Exercise brief
Gather, from the listing beneath this task, every line holding the string "past".

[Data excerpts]
┄┄┄┄┄┄┄┄┄┄
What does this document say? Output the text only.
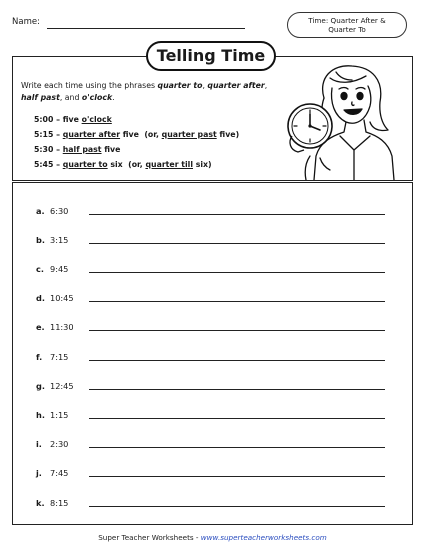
Name:	Time: Quarter After &
Quarter To
Telling Time
Write each time using the phrases quarter to, quarter after,
half past, and o'clock.
5:00 – five o'clock
5:15 – quarter after five  (or, quarter past five)
5:30 – half past five
5:45 – quarter to six  (or, quarter till six)
a. 6:30
b. 3:15
c. 9:45
d. 10:45
e. 11:30
f. 7:15
g. 12:45
h. 1:15
i. 2:30
j. 7:45
k. 8:15
Super Teacher Worksheets - www.superteacherworksheets.com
┄┄┄┄┄┄┄┄┄┄
Right answer
half past, and o'clock.
5:15 – quarter after five  (or, quarter past five)
5:30 – half past five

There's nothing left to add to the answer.